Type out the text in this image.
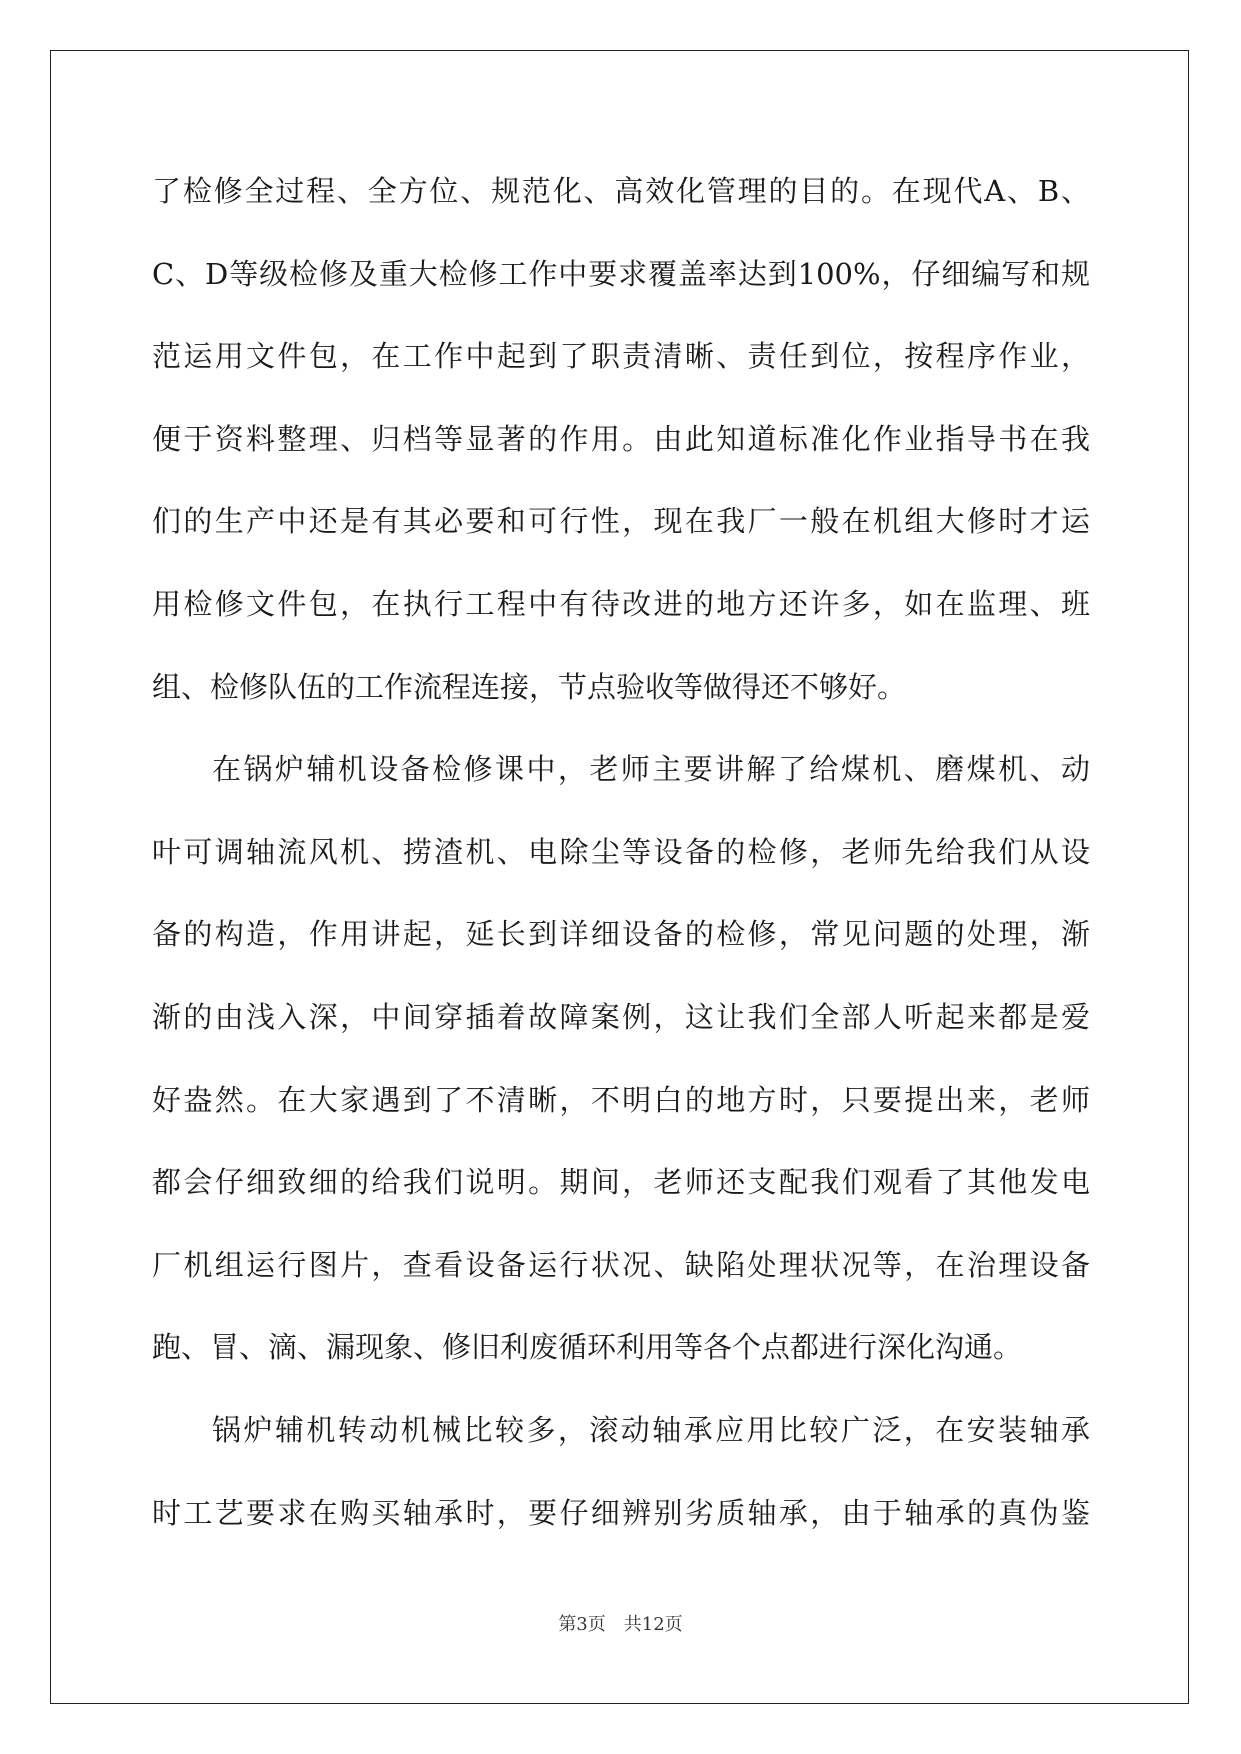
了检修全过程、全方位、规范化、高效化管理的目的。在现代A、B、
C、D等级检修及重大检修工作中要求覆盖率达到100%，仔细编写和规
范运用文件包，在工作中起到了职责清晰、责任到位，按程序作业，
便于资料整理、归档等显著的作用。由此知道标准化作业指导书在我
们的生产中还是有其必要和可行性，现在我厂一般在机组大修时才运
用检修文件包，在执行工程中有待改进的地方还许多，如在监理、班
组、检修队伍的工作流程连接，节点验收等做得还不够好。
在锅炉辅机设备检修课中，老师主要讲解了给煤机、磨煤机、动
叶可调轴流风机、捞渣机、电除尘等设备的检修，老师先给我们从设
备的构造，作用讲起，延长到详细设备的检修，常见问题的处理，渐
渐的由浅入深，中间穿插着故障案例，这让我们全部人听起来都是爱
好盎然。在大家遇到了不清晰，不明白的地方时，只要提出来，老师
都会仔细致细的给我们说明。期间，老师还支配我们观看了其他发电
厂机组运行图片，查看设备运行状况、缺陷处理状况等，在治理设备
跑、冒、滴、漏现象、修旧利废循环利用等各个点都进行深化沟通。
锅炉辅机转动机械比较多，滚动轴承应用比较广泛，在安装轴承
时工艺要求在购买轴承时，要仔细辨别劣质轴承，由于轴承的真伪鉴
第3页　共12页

--

*Directions for this task*: Give the data again exactly as written, with all pictures left out.

*Task solution*:
Type out the text in this image.
了检修全过程、全方位、规范化、高效化管理的目的。在现代A、B、
C、D等级检修及重大检修工作中要求覆盖率达到100%，仔细编写和规
范运用文件包，在工作中起到了职责清晰、责任到位，按程序作业，
便于资料整理、归档等显著的作用。由此知道标准化作业指导书在我
们的生产中还是有其必要和可行性，现在我厂一般在机组大修时才运
用检修文件包，在执行工程中有待改进的地方还许多，如在监理、班
组、检修队伍的工作流程连接，节点验收等做得还不够好。
在锅炉辅机设备检修课中，老师主要讲解了给煤机、磨煤机、动
叶可调轴流风机、捞渣机、电除尘等设备的检修，老师先给我们从设
备的构造，作用讲起，延长到详细设备的检修，常见问题的处理，渐
渐的由浅入深，中间穿插着故障案例，这让我们全部人听起来都是爱
好盎然。在大家遇到了不清晰，不明白的地方时，只要提出来，老师
都会仔细致细的给我们说明。期间，老师还支配我们观看了其他发电
厂机组运行图片，查看设备运行状况、缺陷处理状况等，在治理设备
跑、冒、滴、漏现象、修旧利废循环利用等各个点都进行深化沟通。
锅炉辅机转动机械比较多，滚动轴承应用比较广泛，在安装轴承
时工艺要求在购买轴承时，要仔细辨别劣质轴承，由于轴承的真伪鉴
第3页　共12页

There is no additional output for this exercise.